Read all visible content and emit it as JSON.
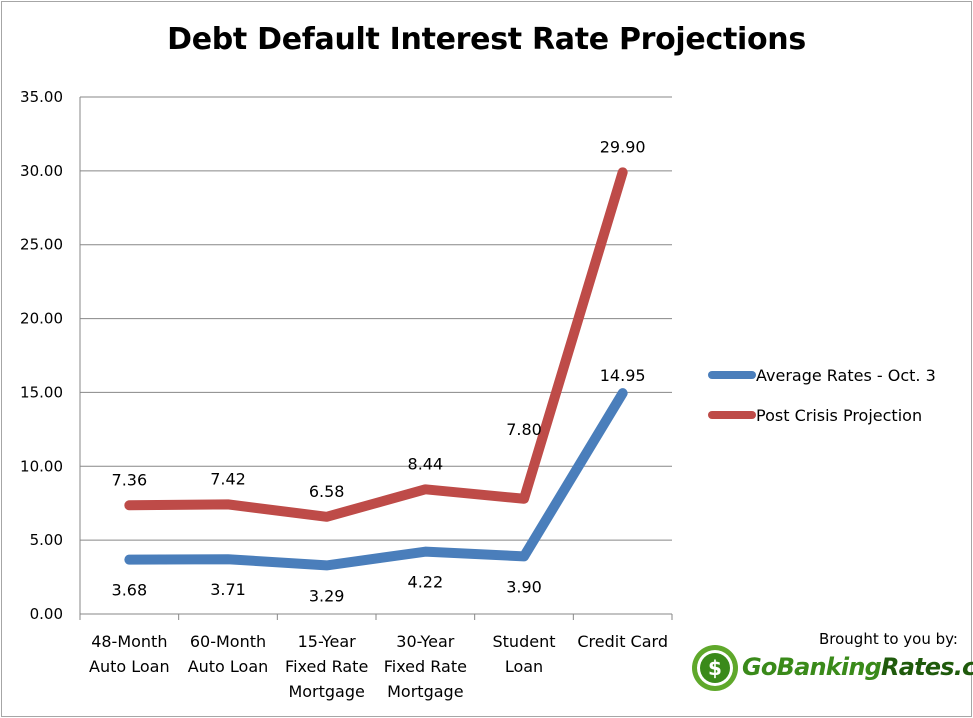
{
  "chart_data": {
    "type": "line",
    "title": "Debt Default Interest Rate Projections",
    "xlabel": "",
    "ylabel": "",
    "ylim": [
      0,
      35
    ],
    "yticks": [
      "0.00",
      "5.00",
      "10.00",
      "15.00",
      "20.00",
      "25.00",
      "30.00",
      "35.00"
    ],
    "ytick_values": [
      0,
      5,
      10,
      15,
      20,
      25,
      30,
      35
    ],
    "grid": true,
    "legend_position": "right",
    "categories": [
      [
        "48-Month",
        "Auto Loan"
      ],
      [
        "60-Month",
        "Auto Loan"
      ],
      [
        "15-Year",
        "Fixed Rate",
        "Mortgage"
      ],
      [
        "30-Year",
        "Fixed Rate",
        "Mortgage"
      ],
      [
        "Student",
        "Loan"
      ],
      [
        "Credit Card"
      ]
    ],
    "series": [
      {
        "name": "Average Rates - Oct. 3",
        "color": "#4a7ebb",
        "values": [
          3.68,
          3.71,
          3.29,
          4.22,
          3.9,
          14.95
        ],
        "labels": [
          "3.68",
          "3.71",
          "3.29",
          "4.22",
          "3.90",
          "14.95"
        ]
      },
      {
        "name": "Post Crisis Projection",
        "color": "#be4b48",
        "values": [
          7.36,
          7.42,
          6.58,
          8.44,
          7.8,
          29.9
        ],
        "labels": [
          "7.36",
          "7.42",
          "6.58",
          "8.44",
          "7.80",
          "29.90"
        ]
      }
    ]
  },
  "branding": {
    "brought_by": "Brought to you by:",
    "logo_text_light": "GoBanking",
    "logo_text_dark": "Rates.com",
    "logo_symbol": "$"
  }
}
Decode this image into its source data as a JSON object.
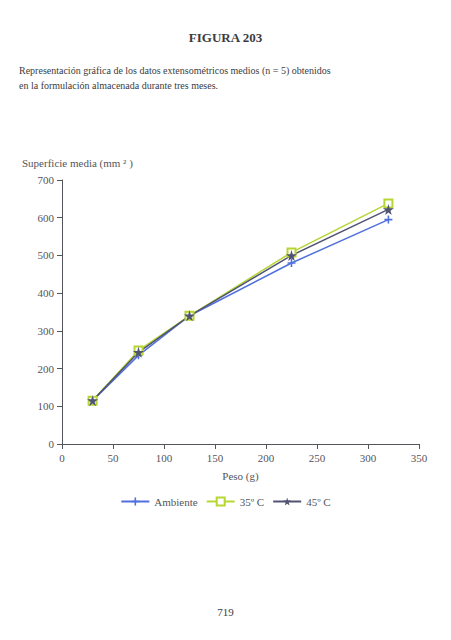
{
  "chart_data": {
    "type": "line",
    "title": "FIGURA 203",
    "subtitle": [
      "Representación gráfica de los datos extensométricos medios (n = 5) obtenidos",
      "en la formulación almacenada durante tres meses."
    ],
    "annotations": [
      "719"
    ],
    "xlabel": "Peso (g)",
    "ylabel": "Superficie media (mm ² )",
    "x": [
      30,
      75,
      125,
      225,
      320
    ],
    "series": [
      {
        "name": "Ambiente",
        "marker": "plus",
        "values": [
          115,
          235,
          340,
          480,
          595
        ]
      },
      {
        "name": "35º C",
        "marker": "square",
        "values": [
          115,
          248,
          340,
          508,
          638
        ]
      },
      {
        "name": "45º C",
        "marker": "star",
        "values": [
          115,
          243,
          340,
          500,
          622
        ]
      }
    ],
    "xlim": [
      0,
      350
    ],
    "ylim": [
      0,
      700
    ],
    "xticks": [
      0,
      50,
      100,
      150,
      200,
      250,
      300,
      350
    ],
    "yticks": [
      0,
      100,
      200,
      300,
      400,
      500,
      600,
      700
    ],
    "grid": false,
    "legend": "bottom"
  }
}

What is needed: Gather all lines from the records above in which "name" appears.

Task solution:
        "name": "Average Rates - Oct. 3",
        "name": "Post Crisis Projection",
        "name": "Ambiente",
        "name": "35º C",
        "name": "45º C",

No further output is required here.